> **Problem description**:
Recast the data below as a numbered list, starting at the line that contains "budget-line-price-1 [200,780,692,1220]" and stopping after the line that contains "panel3-curve-label-line-2: (uncompensated) [1623,696,1941,737]". Leave out any blank lines.

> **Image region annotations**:
__________________________________________________
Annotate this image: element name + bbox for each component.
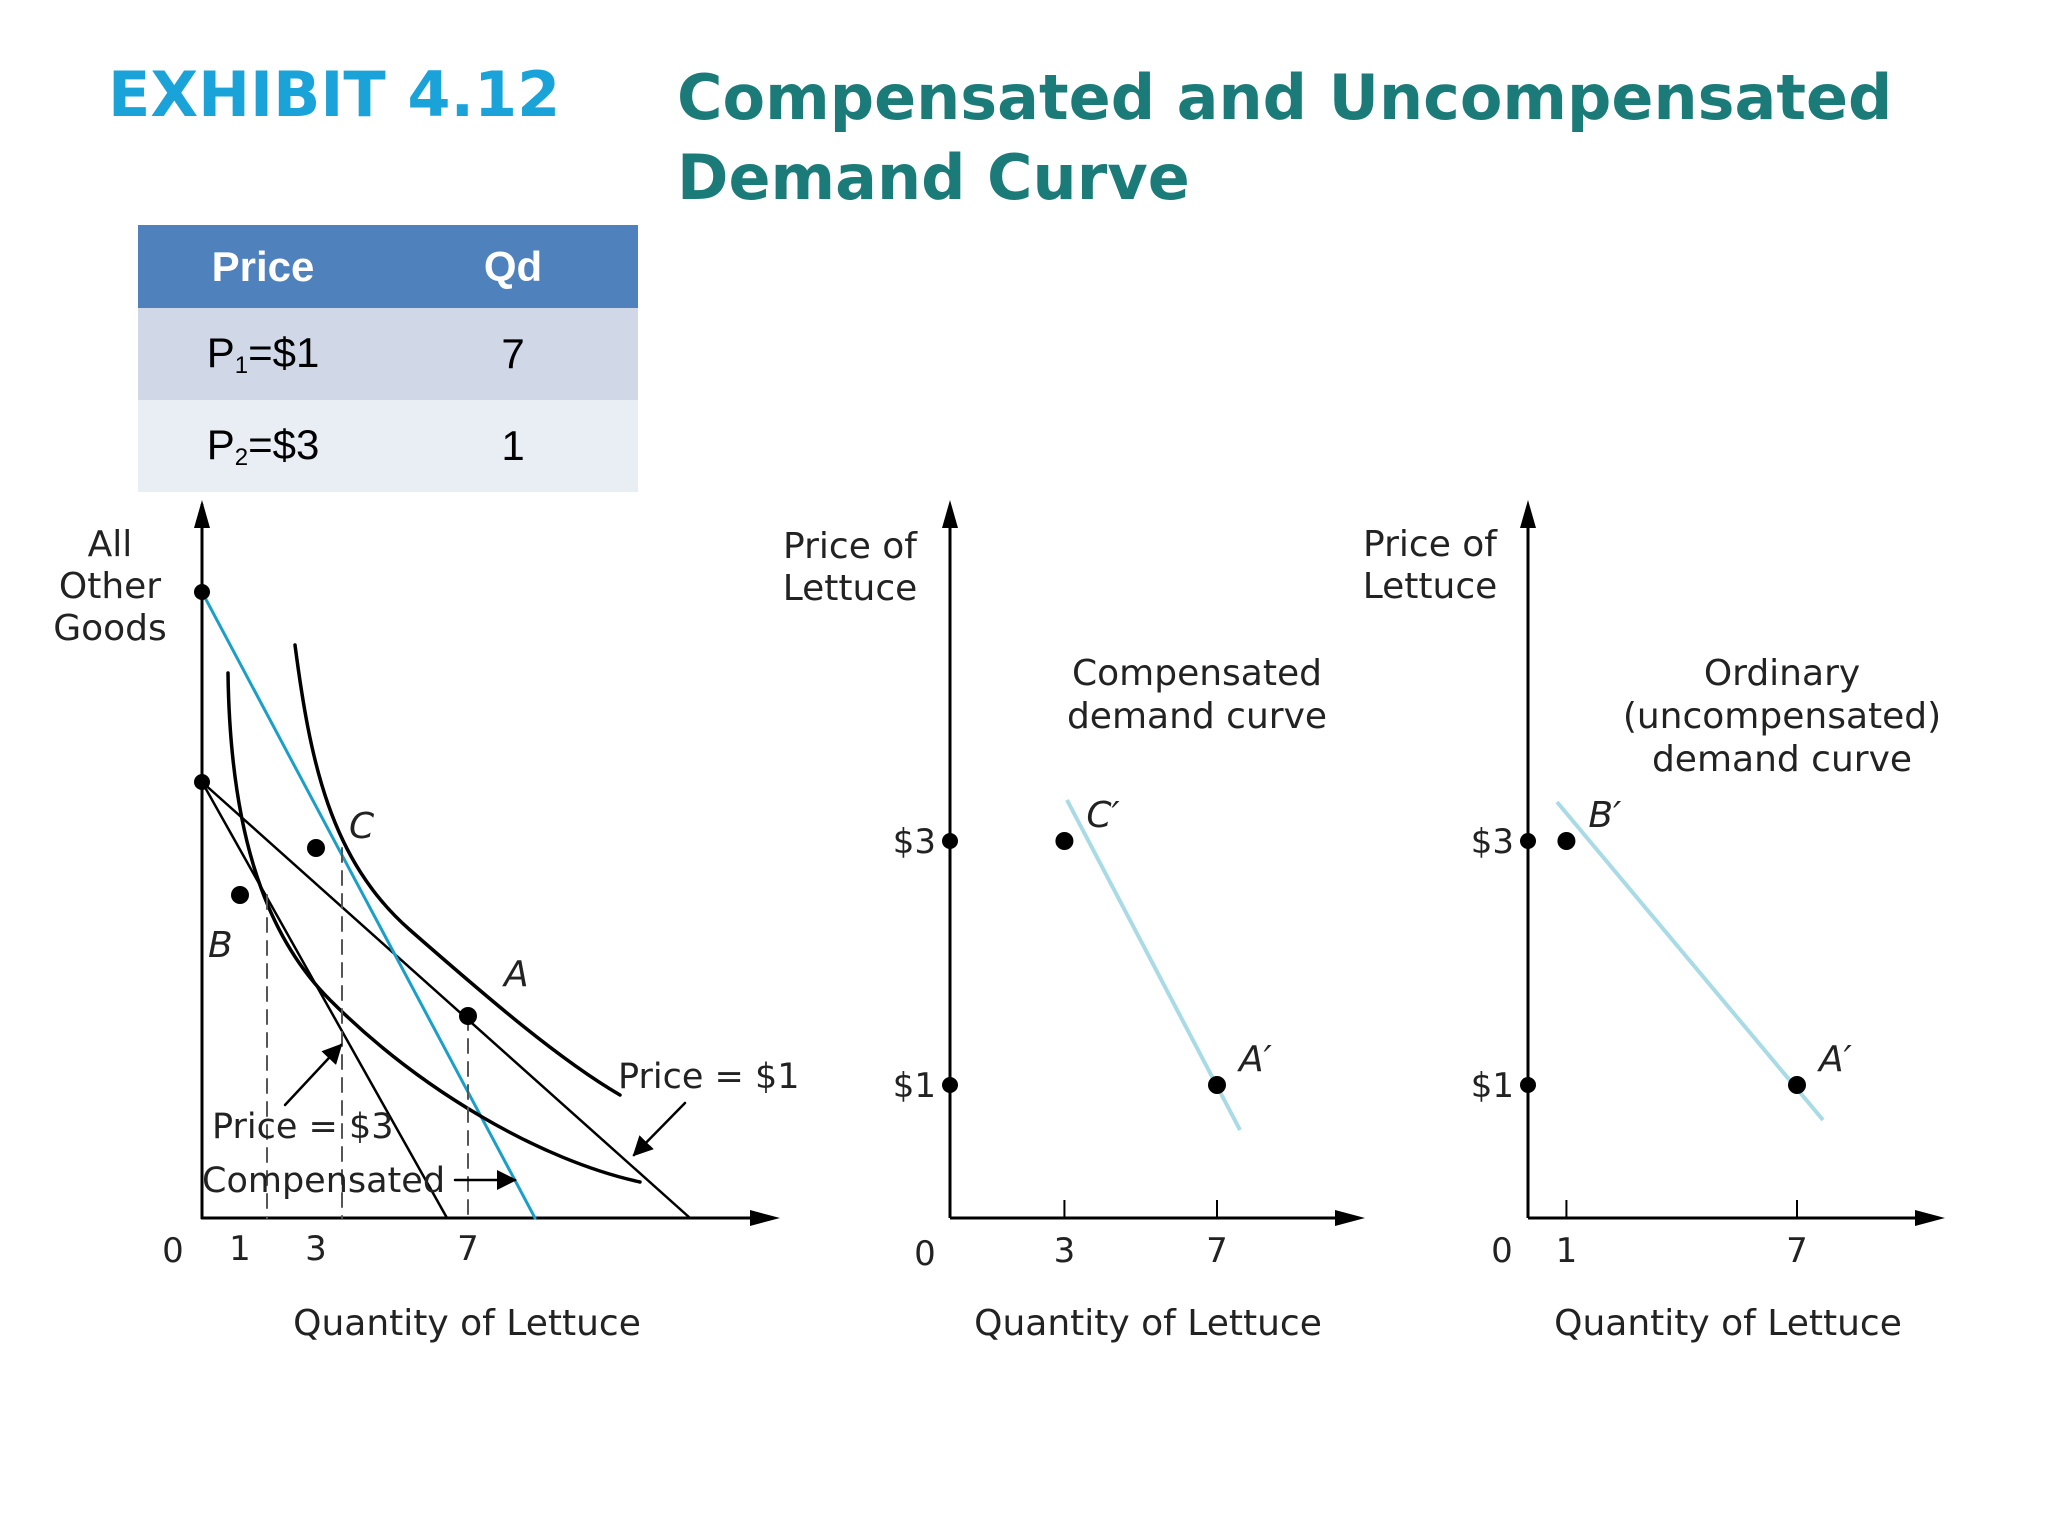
budget-line-price-1 [200,780,692,1220]
panel2-point-label-a-prime: A′ [1237,1039,1272,1080]
panel3-xlabel: Quantity of Lettuce [1554,1303,1902,1344]
panel3-dynamic-marks: $1 $3 1 7 B′ A′ [1471,795,1852,1271]
table-cell-price: P2=$3 [138,400,388,492]
price-value: =$3 [248,420,320,468]
panel1-ylabel-line-1: All [88,524,133,565]
ordinary-demand-curve [1555,800,1825,1122]
price-value: =$1 [248,328,320,376]
panel3-y-tick-label: $3 [1471,822,1514,862]
panel3-curve-label-line-2: (uncompensated) [1623,696,1941,737]
panel2-origin-label: 0 [914,1234,936,1274]
panel1-origin-label: 0 [162,1231,184,1271]
panel3-origin-label: 0 [1491,1231,1513,1271]
panel1-ylabel-line-3: Goods [53,608,167,649]
table-header-row: Price Qd [138,225,638,308]
panel3-x-tick-label: 7 [1786,1231,1808,1271]
panel3-curve-label-line-3: demand curve [1652,739,1912,780]
exhibit-number: EXHIBIT 4.12 [108,58,561,131]
panel-compensated-demand-chart: $1$33 7C′A′ Price of Lettuce Compensated … [783,500,1365,1344]
panel2-y-axis-dot [942,1077,958,1093]
table-header-qd: Qd [388,225,638,308]
panel2-ylabel-line-2: Lettuce [783,568,918,609]
annotation-compensated: Compensated [202,1161,445,1201]
panel1-x-arrow [750,1210,780,1226]
panel3-ylabel-line-1: Price of [1363,524,1498,565]
annotation-price-3: Price = $3 [212,1107,394,1147]
panel3-ylabel-line-2: Lettuce [1363,566,1498,607]
panel1-x-tick-label: 3 [305,1229,327,1269]
panel2-y-tick-label: $3 [893,822,936,862]
panel2-x-arrow [1335,1210,1365,1226]
table-cell-qd: 7 [388,308,638,400]
panel3-x-arrow [1915,1210,1945,1226]
price-symbol: P [206,328,235,376]
panel-indifference-chart: 1 3 7 A B C All Other Goods 0 Quantity of Let… [53,500,800,1344]
annotation-arrow-price-1 [632,1101,687,1157]
budget-line-price-3 [200,780,449,1220]
panel2-point-c-prime [1055,832,1074,850]
panel2-x-tick-label: 3 [1054,1231,1076,1271]
table-header-price: Price [138,225,388,308]
panel2-curve-label-line-2: demand curve [1067,696,1327,737]
table-row: P1=$1 7 [138,308,638,400]
point-label-c: C [349,806,375,847]
panel2-y-arrow [942,500,958,528]
panel-ordinary-demand-chart: $1 $3 1 7 B′ A′ Price of Lettuce Ordinary (un… [1363,500,1945,1344]
table-cell-price: P1=$1 [138,308,388,400]
indifference-curve-low [226,671,642,1184]
panel3-point-label-b-prime: B′ [1588,795,1621,836]
panel2-y-axis-dot [942,833,958,849]
panel2-dynamic-marks: $1 $3 3 7 C′ A′ [893,795,1272,1271]
point-label-a: A [502,954,529,995]
panel1-x-tick-label: 1 [229,1229,251,1269]
panel3-x-tick-label: 1 [1556,1231,1578,1271]
price-subscript: 2 [234,443,249,471]
exhibit-title-line-1: Compensated and Uncompensated [677,61,1893,134]
panel2-point-label-c-prime: C′ [1086,795,1119,836]
table-cell-qd: 1 [388,400,638,492]
panel2-x-tick-label: 7 [1206,1231,1228,1271]
intercept-dot-top [194,584,210,600]
panel3-point-b-prime [1557,832,1576,850]
panel3-point-a-prime [1788,1076,1806,1094]
point-b [231,886,249,904]
panel2-curve-label-line-1: Compensated [1072,653,1322,694]
annotation-price-1: Price = $1 [618,1057,800,1097]
panel1-xlabel: Quantity of Lettuce [293,1303,641,1344]
price-symbol: P [206,420,235,468]
panel2-y-tick-label: $1 [893,1066,936,1106]
table-row: P2=$3 1 [138,400,638,492]
panel3-point-label-a-prime: A′ [1817,1039,1852,1080]
indifference-curve-high [293,643,622,1097]
panel3-curve-label-line-1: Ordinary [1704,653,1860,694]
price-quantity-table: Price Qd P1=$1 7 P2=$3 1 [138,225,638,492]
price-subscript: 1 [234,351,249,379]
exhibit-title: Compensated and Uncompensated Demand Cur… [677,58,1977,218]
panel1-dynamic-marks: 1 3 7 A B C [208,806,529,1269]
panel3-y-axis-dot [1520,1077,1536,1093]
intercept-dot-mid [194,774,210,790]
point-a [459,1007,477,1025]
panel3-y-axis-dot [1520,833,1536,849]
panel2-xlabel: Quantity of Lettuce [974,1303,1322,1344]
point-label-b: B [208,925,233,966]
exhibit-title-line-2: Demand Curve [677,141,1190,214]
panel1-ylabel-line-2: Other [59,566,161,607]
compensated-demand-curve [1065,799,1242,1131]
point-c [307,839,325,857]
panel3-y-arrow [1520,500,1536,528]
panel2-ylabel-line-1: Price of [783,526,918,567]
panel2-point-a-prime [1208,1076,1226,1094]
panel1-x-tick-label: 7 [457,1229,479,1269]
panel1-y-arrow [194,500,210,528]
panel3-y-tick-label: $1 [1471,1066,1514,1106]
annotation-arrow-price-3 [283,1043,343,1107]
__________________________________________________
> **Problem solution**:
1. budget-line-price-1 [200,780,692,1220]
2. panel2-point-label-a-prime: A′ [1237,1039,1272,1080]
3. panel3-xlabel: Quantity of Lettuce [1554,1303,1902,1344]
4. panel3-dynamic-marks: $1 $3 1 7 B′ A′ [1471,795,1852,1271]
5. table-cell-price: P2=$3 [138,400,388,492]
6. price-value: =$3 [248,420,320,468]
7. panel1-ylabel-line-1: All [88,524,133,565]
8. ordinary-demand-curve [1555,800,1825,1122]
9. price-value: =$1 [248,328,320,376]
10. panel3-y-tick-label: $3 [1471,822,1514,862]
11. panel3-curve-label-line-2: (uncompensated) [1623,696,1941,737]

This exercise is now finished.